### Data for this task

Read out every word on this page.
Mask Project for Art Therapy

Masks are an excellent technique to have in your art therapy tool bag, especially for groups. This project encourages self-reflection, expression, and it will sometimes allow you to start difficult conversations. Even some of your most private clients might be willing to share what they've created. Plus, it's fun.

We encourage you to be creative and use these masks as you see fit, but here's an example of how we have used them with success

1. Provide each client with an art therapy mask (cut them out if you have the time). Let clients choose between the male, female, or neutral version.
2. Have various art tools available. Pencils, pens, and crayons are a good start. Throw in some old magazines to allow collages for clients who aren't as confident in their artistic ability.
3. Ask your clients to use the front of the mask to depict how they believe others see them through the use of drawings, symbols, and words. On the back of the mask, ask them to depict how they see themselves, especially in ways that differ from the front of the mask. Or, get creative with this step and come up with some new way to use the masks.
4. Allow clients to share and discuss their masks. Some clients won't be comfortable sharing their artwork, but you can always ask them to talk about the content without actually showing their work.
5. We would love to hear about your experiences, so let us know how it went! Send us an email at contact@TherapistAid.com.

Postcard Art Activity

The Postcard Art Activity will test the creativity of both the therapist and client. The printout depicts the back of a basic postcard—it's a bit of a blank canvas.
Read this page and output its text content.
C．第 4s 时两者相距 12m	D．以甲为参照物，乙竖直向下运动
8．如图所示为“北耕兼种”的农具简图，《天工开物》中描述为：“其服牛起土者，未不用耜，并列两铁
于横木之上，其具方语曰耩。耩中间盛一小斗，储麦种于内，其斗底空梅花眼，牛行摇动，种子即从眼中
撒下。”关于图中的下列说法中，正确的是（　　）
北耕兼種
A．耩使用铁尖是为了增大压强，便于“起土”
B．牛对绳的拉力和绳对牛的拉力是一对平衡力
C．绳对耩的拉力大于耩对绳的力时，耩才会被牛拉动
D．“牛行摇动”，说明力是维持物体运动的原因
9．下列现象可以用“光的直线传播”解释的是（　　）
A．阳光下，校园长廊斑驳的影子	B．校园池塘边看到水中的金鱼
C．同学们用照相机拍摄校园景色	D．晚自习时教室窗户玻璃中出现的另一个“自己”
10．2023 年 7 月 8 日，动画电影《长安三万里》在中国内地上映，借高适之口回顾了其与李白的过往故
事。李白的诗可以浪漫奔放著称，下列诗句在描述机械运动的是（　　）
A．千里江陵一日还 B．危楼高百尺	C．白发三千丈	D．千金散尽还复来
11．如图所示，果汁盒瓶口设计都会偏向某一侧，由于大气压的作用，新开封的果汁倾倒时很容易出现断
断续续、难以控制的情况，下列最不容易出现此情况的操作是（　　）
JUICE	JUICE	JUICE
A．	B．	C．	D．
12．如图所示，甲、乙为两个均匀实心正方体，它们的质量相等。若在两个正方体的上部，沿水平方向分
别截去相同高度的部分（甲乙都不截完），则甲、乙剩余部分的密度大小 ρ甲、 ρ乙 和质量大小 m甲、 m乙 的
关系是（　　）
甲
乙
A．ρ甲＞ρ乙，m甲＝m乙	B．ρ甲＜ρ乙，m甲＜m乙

######
### Data for this task

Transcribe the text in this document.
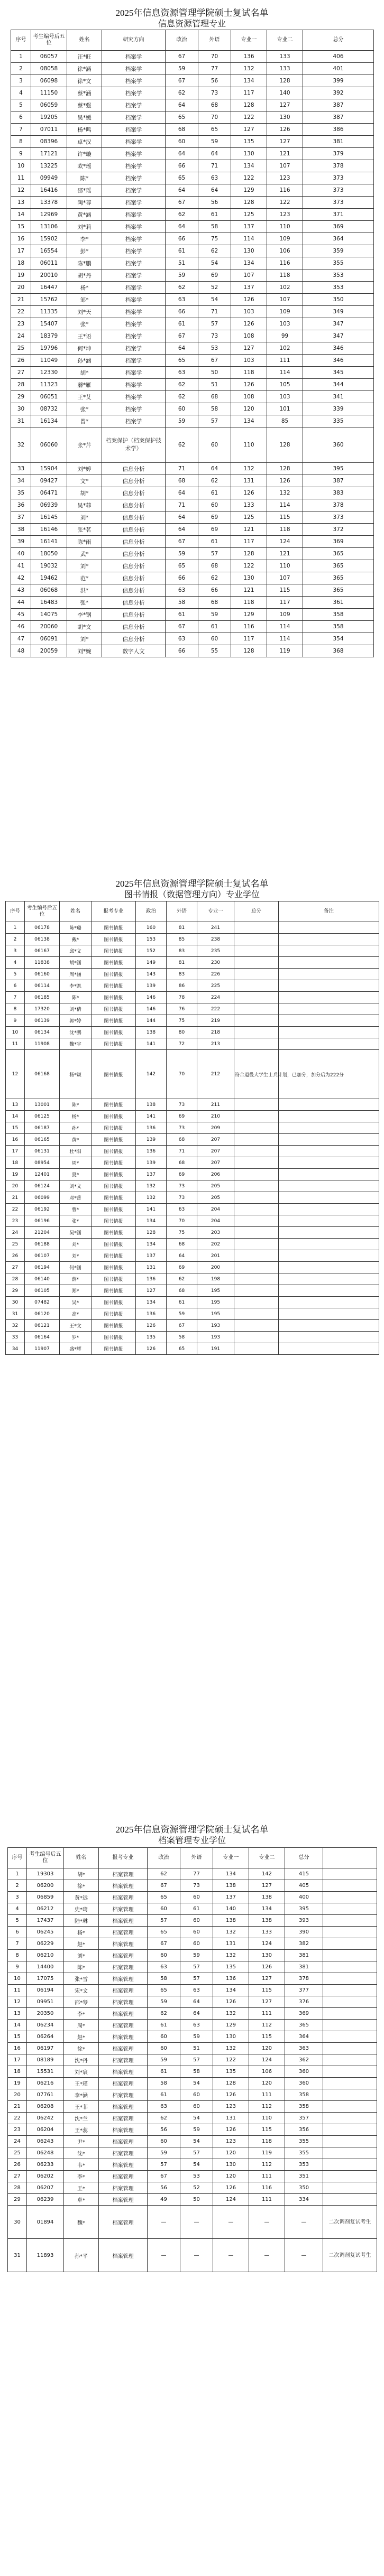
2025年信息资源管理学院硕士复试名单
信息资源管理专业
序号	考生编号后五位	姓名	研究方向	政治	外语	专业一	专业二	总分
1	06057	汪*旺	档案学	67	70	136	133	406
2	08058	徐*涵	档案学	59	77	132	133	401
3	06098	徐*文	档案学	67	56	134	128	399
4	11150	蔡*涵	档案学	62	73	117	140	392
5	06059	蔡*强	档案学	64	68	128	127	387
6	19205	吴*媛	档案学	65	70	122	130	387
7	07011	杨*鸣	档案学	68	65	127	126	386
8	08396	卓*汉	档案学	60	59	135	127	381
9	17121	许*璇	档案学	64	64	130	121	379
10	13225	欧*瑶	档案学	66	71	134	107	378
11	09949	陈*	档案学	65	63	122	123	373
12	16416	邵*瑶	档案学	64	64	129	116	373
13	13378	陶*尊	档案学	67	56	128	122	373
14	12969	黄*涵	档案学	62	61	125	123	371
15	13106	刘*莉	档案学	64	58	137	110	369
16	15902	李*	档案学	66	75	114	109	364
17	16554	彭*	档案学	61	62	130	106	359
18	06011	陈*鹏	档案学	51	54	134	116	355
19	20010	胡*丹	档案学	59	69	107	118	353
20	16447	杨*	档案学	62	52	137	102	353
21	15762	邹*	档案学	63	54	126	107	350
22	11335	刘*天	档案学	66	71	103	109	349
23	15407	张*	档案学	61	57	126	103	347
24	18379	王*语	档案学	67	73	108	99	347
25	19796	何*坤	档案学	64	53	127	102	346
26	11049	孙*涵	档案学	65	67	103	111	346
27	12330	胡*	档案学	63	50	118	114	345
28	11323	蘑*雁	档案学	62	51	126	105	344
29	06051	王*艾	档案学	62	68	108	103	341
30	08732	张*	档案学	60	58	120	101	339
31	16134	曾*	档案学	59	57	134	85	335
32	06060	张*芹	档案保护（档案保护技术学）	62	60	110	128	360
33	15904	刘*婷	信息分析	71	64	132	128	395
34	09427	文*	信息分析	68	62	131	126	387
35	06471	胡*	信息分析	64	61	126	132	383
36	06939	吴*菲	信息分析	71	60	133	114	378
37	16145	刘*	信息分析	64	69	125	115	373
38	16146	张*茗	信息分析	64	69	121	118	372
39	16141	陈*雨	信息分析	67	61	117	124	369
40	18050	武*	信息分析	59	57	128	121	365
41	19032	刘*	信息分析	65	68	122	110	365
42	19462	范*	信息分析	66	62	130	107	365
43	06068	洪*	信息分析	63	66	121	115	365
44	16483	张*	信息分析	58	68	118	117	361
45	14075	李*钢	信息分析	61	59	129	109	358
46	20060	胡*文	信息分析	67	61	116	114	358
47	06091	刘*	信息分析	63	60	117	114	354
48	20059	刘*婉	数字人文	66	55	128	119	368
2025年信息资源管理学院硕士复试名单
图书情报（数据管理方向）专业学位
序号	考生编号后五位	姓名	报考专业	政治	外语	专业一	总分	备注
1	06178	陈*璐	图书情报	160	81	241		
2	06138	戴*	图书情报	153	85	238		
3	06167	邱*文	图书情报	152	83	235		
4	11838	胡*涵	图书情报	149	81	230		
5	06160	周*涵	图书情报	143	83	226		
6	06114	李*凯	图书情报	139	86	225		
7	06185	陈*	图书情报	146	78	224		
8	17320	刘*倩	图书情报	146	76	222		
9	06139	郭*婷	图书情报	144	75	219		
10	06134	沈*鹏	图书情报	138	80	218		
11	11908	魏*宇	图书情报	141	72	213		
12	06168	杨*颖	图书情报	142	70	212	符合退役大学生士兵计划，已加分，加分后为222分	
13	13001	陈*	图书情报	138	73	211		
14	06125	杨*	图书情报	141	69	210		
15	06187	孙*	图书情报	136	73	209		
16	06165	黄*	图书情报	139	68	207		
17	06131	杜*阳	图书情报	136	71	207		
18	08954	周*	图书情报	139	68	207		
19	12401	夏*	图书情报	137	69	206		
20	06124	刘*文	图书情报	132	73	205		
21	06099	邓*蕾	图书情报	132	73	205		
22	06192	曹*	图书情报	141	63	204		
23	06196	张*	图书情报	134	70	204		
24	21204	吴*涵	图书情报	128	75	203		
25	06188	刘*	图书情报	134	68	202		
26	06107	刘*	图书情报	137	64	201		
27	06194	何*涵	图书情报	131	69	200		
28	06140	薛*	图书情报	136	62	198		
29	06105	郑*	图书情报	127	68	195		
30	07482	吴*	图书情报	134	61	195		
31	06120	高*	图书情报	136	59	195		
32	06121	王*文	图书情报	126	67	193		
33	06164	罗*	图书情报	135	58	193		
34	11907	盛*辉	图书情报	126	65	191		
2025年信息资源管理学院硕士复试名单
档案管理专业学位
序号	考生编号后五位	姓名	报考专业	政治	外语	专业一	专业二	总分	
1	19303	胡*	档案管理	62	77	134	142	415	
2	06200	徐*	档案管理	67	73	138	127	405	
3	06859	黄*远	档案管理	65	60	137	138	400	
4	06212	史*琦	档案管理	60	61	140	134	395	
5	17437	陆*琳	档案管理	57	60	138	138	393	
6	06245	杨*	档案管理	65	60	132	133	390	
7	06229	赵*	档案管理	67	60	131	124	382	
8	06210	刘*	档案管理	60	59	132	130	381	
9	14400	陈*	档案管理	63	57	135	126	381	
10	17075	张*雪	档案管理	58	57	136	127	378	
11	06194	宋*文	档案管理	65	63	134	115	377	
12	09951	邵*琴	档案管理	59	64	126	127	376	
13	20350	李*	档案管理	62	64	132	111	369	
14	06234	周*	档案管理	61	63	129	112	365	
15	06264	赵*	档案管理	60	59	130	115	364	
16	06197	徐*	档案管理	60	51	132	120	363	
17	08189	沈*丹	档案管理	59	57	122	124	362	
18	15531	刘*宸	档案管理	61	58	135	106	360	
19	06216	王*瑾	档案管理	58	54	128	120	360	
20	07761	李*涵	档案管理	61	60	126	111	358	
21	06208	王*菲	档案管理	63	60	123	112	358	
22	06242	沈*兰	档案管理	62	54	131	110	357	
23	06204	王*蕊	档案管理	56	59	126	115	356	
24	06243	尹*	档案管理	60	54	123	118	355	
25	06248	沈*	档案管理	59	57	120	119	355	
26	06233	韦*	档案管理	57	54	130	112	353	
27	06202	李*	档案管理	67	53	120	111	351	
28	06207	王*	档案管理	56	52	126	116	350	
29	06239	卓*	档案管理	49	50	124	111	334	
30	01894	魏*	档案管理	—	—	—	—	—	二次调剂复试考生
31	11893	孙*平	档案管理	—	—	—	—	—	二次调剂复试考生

######

**What the task requires:** Return each full line of the entries that contains the word "text".

**Output of the exercise:**
Read this page and output its text content.
Transcribe the text in this document.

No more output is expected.